What is expected: Search the material and gather each line with "Luftdruck" in it.

[Dataset records on visual material]
## Begin
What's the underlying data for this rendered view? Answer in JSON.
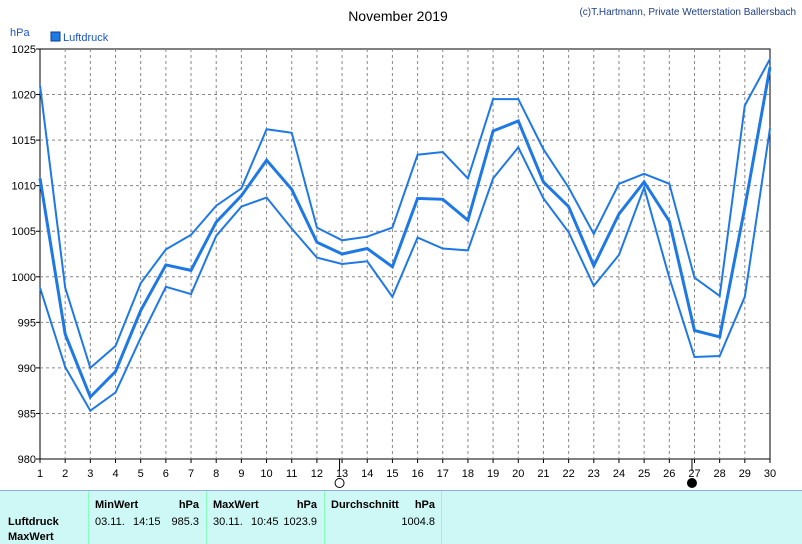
{
  "title": "November 2019",
  "credit": "(c)T.Hartmann, Private Wetterstation Ballersbach",
  "legend": {
    "label": "Luftdruck",
    "color": "#1e78e6"
  },
  "y_unit": "hPa",
  "chart_data": {
    "type": "line",
    "x": [
      1,
      2,
      3,
      4,
      5,
      6,
      7,
      8,
      9,
      10,
      11,
      12,
      13,
      14,
      15,
      16,
      17,
      18,
      19,
      20,
      21,
      22,
      23,
      24,
      25,
      26,
      27,
      28,
      29,
      30
    ],
    "xticks": [
      "1",
      "2",
      "3",
      "4",
      "5",
      "6",
      "7",
      "8",
      "9",
      "10",
      "11",
      "12",
      "13",
      "14",
      "15",
      "16",
      "17",
      "18",
      "19",
      "20",
      "21",
      "22",
      "23",
      "24",
      "25",
      "26",
      "27",
      "28",
      "29",
      "30"
    ],
    "ylim": [
      980,
      1025
    ],
    "yticks": [
      "980",
      "985",
      "990",
      "995",
      "1000",
      "1005",
      "1010",
      "1015",
      "1020",
      "1025"
    ],
    "series": [
      {
        "name": "Luftdruck",
        "width": 3,
        "values": [
          1010.8,
          993.7,
          986.8,
          989.6,
          996.3,
          1001.3,
          1000.7,
          1006.0,
          1008.9,
          1012.8,
          1009.6,
          1003.8,
          1002.5,
          1003.1,
          1001.1,
          1008.6,
          1008.5,
          1006.2,
          1016.0,
          1017.1,
          1010.4,
          1007.7,
          1001.2,
          1006.9,
          1010.4,
          1006.1,
          994.1,
          993.4,
          1007.6,
          1023.0
        ]
      },
      {
        "name": "",
        "width": 2,
        "values": [
          1021.0,
          998.8,
          990.0,
          992.4,
          999.3,
          1003.0,
          1004.6,
          1007.8,
          1009.7,
          1016.2,
          1015.8,
          1005.4,
          1004.0,
          1004.4,
          1005.4,
          1013.4,
          1013.7,
          1010.8,
          1019.5,
          1019.5,
          1014.0,
          1009.8,
          1004.7,
          1010.2,
          1011.3,
          1010.2,
          999.9,
          997.9,
          1018.8,
          1023.9
        ]
      },
      {
        "name": "",
        "width": 2,
        "values": [
          998.8,
          990.1,
          985.3,
          987.3,
          993.3,
          998.9,
          998.1,
          1004.5,
          1007.7,
          1008.7,
          1005.3,
          1002.1,
          1001.4,
          1001.7,
          997.8,
          1004.3,
          1003.1,
          1002.9,
          1010.8,
          1014.2,
          1008.6,
          1004.9,
          999.0,
          1002.4,
          1009.8,
          999.9,
          991.2,
          991.3,
          997.8,
          1016.3
        ]
      }
    ],
    "moon_phases": [
      {
        "day": 12.9,
        "phase": "first-quarter"
      },
      {
        "day": 26.9,
        "phase": "new-moon"
      }
    ],
    "grid": true,
    "legend_position": "top-left"
  },
  "stats": {
    "min_header": "MinWert",
    "max_header": "MaxWert",
    "avg_header": "Durchschnitt",
    "unit": "hPa",
    "row_label": "Luftdruck",
    "row_label2": "MaxWert",
    "min_date": "03.11.",
    "min_time": "14:15",
    "min_value": "985.3",
    "max_date": "30.11.",
    "max_time": "10:45",
    "max_value": "1023.9",
    "avg_value": "1004.8"
  }
}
## End
The result:
    "label": "Luftdruck",
        "name": "Luftdruck",
    "row_label": "Luftdruck",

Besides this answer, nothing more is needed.